[Saved data entries]

────────────────

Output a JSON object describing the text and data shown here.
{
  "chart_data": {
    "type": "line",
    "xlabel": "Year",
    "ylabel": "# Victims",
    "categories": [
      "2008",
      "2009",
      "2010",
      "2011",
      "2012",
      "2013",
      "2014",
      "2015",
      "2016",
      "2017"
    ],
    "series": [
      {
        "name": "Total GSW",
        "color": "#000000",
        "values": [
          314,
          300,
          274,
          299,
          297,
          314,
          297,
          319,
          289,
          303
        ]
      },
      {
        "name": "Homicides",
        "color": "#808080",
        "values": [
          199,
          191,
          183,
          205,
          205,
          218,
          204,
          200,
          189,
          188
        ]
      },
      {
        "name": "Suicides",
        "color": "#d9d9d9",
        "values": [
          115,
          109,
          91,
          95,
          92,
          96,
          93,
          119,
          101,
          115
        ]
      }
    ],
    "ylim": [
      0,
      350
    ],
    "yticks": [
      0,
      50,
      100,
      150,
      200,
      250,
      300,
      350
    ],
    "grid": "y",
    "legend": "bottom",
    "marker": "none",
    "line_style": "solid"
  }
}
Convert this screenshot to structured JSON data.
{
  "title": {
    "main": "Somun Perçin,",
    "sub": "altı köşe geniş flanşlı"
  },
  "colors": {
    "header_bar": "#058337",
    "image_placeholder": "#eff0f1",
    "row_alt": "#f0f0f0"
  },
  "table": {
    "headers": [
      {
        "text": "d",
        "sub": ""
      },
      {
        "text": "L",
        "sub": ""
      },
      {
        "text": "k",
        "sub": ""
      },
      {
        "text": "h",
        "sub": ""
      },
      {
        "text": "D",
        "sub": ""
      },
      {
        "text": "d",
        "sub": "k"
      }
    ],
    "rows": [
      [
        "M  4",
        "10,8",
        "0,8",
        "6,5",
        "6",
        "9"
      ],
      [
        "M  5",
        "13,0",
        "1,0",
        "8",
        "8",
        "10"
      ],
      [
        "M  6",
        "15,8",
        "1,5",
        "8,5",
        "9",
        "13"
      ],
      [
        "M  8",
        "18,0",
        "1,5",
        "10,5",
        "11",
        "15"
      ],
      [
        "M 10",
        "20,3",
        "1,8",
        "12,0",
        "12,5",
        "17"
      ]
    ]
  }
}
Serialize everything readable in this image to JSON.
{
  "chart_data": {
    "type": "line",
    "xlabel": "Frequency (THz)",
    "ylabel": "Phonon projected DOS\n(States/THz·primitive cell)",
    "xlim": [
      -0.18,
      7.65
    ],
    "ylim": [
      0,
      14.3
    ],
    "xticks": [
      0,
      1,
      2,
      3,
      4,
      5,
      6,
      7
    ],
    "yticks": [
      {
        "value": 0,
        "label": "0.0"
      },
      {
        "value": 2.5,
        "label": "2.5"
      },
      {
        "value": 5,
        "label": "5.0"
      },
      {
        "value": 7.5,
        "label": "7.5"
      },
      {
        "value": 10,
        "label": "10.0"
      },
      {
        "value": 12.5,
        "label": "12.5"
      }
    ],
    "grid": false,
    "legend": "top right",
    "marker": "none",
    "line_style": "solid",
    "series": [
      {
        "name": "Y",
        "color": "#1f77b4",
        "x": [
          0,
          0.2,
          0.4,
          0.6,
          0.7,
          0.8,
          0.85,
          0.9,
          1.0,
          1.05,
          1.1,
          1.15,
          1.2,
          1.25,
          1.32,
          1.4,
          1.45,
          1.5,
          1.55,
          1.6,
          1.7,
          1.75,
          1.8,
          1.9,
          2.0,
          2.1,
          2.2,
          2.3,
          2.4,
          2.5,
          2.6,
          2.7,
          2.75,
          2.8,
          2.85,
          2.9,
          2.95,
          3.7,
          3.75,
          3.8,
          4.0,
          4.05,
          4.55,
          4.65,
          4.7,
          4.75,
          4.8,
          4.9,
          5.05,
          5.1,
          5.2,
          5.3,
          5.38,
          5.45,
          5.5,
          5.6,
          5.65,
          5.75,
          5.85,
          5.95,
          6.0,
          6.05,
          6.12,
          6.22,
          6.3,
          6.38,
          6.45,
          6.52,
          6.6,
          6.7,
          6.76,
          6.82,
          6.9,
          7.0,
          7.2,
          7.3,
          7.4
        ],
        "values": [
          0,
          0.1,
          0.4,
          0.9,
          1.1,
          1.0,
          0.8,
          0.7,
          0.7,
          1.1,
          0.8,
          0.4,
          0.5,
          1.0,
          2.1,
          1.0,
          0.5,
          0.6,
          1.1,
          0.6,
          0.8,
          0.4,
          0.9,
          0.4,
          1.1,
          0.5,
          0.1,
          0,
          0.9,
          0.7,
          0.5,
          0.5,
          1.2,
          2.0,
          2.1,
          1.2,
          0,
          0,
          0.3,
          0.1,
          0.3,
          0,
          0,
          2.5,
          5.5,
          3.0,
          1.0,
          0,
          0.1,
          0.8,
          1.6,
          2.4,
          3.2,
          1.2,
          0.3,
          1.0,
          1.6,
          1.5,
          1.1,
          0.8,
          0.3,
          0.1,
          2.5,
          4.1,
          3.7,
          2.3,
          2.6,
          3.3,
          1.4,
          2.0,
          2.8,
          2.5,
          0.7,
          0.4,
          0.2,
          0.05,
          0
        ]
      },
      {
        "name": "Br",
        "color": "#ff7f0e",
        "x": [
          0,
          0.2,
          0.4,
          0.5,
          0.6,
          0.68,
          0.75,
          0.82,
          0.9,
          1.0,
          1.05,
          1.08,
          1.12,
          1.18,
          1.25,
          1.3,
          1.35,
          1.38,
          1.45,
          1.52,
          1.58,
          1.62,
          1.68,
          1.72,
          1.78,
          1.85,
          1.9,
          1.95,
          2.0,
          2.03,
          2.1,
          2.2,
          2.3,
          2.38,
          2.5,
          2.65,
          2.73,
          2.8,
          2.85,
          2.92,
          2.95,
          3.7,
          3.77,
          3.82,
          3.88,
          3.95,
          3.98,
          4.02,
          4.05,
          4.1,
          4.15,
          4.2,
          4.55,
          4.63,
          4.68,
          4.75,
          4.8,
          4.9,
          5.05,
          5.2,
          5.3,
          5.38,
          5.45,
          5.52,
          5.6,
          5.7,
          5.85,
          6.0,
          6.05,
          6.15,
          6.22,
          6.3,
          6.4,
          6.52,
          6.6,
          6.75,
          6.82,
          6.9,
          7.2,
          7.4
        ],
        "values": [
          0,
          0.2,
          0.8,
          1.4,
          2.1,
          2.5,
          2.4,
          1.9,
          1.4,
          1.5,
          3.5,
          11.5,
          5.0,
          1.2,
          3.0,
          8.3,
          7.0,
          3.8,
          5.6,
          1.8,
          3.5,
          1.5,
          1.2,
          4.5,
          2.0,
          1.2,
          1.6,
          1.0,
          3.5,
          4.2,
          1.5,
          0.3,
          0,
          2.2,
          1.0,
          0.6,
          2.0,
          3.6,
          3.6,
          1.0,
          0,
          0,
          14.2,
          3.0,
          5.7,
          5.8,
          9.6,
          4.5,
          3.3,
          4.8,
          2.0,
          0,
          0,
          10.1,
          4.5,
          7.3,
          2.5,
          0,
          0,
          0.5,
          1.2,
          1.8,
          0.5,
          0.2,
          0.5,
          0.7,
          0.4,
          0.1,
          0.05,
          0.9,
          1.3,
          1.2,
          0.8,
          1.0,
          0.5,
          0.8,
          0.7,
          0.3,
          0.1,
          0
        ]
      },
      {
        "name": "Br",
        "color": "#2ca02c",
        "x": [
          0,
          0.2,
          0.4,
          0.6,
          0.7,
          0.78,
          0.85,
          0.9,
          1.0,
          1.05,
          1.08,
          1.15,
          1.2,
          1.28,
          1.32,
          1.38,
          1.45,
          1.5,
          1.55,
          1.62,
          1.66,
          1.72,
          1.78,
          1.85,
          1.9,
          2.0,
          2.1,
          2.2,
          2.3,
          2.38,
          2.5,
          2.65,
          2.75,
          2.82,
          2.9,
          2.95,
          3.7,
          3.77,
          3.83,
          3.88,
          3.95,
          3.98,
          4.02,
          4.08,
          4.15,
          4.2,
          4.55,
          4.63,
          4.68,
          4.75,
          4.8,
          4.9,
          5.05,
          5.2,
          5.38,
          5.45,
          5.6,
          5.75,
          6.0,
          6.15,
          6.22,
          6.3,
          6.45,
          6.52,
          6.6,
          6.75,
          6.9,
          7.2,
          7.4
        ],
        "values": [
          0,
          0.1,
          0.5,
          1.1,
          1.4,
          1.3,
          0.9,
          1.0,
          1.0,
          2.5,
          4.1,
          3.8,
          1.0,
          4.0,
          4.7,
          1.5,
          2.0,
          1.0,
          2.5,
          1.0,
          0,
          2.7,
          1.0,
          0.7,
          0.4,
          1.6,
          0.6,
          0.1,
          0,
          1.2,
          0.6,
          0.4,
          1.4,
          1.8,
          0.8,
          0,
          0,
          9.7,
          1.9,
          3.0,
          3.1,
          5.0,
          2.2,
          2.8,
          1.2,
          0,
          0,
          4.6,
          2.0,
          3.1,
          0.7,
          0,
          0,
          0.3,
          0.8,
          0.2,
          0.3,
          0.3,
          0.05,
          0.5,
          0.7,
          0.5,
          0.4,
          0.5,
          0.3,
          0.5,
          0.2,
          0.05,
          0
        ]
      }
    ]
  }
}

────────────────

TASK DIRECTIONS:
Copy out every line of the material above that mentions the word "ylabel".

FINAL RESULT:
    "ylabel": "# Victims",
    "ylabel": "Phonon projected DOS\n(States/THz·primitive cell)",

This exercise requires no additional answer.